*** STORED RECORDS
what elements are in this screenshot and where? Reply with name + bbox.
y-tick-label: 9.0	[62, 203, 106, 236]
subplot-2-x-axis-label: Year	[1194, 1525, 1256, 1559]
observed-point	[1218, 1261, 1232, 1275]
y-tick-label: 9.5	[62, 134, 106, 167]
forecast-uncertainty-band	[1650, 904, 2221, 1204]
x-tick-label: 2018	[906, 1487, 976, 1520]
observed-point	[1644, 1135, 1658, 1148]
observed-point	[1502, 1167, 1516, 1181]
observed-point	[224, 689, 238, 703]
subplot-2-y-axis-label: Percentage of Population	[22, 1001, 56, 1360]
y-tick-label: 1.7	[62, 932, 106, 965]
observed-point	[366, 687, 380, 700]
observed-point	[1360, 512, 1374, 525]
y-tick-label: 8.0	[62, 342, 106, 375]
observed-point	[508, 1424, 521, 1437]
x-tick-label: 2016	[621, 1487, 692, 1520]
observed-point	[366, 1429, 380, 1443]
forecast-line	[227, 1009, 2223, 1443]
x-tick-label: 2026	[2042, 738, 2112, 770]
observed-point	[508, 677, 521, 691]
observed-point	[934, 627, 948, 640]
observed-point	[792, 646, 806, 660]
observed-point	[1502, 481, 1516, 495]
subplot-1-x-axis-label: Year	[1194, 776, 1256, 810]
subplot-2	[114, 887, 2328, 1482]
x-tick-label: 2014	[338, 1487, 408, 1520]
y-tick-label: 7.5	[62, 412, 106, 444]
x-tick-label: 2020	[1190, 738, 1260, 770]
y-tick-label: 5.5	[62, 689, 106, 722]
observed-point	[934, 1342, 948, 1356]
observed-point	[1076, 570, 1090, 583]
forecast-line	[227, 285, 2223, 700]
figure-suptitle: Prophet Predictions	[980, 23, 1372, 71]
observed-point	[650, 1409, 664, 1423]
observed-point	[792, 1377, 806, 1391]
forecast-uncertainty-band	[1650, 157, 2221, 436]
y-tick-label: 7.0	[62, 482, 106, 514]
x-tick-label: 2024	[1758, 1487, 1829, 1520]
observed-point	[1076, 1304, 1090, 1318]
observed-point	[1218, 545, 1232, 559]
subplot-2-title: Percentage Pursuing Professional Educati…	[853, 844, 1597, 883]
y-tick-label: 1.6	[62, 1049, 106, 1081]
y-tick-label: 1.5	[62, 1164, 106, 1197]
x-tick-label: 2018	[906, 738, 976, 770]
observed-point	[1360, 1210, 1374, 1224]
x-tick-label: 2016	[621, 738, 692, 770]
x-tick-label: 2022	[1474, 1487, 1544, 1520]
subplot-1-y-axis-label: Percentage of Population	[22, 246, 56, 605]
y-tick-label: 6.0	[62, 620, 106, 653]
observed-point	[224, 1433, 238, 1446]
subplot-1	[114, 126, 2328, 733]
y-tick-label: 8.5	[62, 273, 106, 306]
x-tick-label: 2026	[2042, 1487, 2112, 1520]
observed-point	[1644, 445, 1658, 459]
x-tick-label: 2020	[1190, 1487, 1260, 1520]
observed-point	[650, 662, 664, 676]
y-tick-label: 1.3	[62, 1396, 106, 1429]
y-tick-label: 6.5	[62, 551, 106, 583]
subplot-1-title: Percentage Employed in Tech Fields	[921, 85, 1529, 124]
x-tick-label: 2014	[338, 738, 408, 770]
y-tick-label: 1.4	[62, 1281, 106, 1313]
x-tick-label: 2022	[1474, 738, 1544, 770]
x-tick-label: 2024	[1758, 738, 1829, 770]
******
- [REQUIREMENTS]: Please recast every line of the listing above as a Markdown table with the columns Row and Listing line, numbering the rows and leaving out any blank lines.

- [WRITTEN RESPONSE]:
| Row | Listing line |
|---|---|
| 1 | what elements are in this screenshot and where? Reply with name + bbox. |
| 2 | y-tick-label: 9.0	[62, 203, 106, 236] |
| 3 | subplot-2-x-axis-label: Year	[1194, 1525, 1256, 1559] |
| 4 | observed-point	[1218, 1261, 1232, 1275] |
| 5 | y-tick-label: 9.5	[62, 134, 106, 167] |
| 6 | forecast-uncertainty-band	[1650, 904, 2221, 1204] |
| 7 | x-tick-label: 2018	[906, 1487, 976, 1520] |
| 8 | observed-point	[1644, 1135, 1658, 1148] |
| 9 | observed-point	[1502, 1167, 1516, 1181] |
| 10 | observed-point	[224, 689, 238, 703] |
| 11 | subplot-2-y-axis-label: Percentage of Population	[22, 1001, 56, 1360] |
| 12 | y-tick-label: 1.7	[62, 932, 106, 965] |
| 13 | observed-point	[366, 687, 380, 700] |
| 14 | observed-point	[1360, 512, 1374, 525] |
| 15 | y-tick-label: 8.0	[62, 342, 106, 375] |
| 16 | observed-point	[508, 1424, 521, 1437] |
| 17 | x-tick-label: 2016	[621, 1487, 692, 1520] |
| 18 | observed-point	[366, 1429, 380, 1443] |
| 19 | forecast-line	[227, 1009, 2223, 1443] |
| 20 | x-tick-label: 2026	[2042, 738, 2112, 770] |
| 21 | observed-point	[508, 677, 521, 691] |
| 22 | observed-point	[934, 627, 948, 640] |
| 23 | observed-point	[792, 646, 806, 660] |
| 24 | observed-point	[1502, 481, 1516, 495] |
| 25 | subplot-1-x-axis-label: Year	[1194, 776, 1256, 810] |
| 26 | subplot-2	[114, 887, 2328, 1482] |
| 27 | x-tick-label: 2014	[338, 1487, 408, 1520] |
| 28 | y-tick-label: 7.5	[62, 412, 106, 444] |
| 29 | x-tick-label: 2020	[1190, 738, 1260, 770] |
| 30 | y-tick-label: 5.5	[62, 689, 106, 722] |
| 31 | observed-point	[934, 1342, 948, 1356] |
| 32 | observed-point	[1076, 570, 1090, 583] |
| 33 | forecast-line	[227, 285, 2223, 700] |
| 34 | figure-suptitle: Prophet Predictions	[980, 23, 1372, 71] |
| 35 | observed-point	[650, 1409, 664, 1423] |
| 36 | observed-point	[792, 1377, 806, 1391] |
| 37 | forecast-uncertainty-band	[1650, 157, 2221, 436] |
| 38 | y-tick-label: 7.0	[62, 482, 106, 514] |
| 39 | x-tick-label: 2024	[1758, 1487, 1829, 1520] |
| 40 | observed-point	[1076, 1304, 1090, 1318] |
| 41 | observed-point	[1218, 545, 1232, 559] |
| 42 | subplot-2-title: Percentage Pursuing Professional Educati…	[853, 844, 1597, 883] |
| 43 | y-tick-label: 1.6	[62, 1049, 106, 1081] |
| 44 | y-tick-label: 1.5	[62, 1164, 106, 1197] |
| 45 | x-tick-label: 2018	[906, 738, 976, 770] |
| 46 | observed-point	[1360, 1210, 1374, 1224] |
| 47 | x-tick-label: 2016	[621, 738, 692, 770] |
| 48 | x-tick-label: 2022	[1474, 1487, 1544, 1520] |
| 49 | subplot-1-y-axis-label: Percentage of Population	[22, 246, 56, 605] |
| 50 | y-tick-label: 6.0	[62, 620, 106, 653] |
| 51 | observed-point	[224, 1433, 238, 1446] |
| 52 | subplot-1	[114, 126, 2328, 733] |
| 53 | y-tick-label: 8.5	[62, 273, 106, 306] |
| 54 | x-tick-label: 2026	[2042, 1487, 2112, 1520] |
| 55 | observed-point	[1644, 445, 1658, 459] |
| 56 | x-tick-label: 2020	[1190, 1487, 1260, 1520] |
| 57 | observed-point	[650, 662, 664, 676] |
| 58 | y-tick-label: 1.3	[62, 1396, 106, 1429] |
| 59 | y-tick-label: 6.5	[62, 551, 106, 583] |
| 60 | subplot-1-title: Percentage Employed in Tech Fields	[921, 85, 1529, 124] |
| 61 | x-tick-label: 2014	[338, 738, 408, 770] |
| 62 | y-tick-label: 1.4	[62, 1281, 106, 1313] |
| 63 | x-tick-label: 2022	[1474, 738, 1544, 770] |
| 64 | x-tick-label: 2024	[1758, 738, 1829, 770] |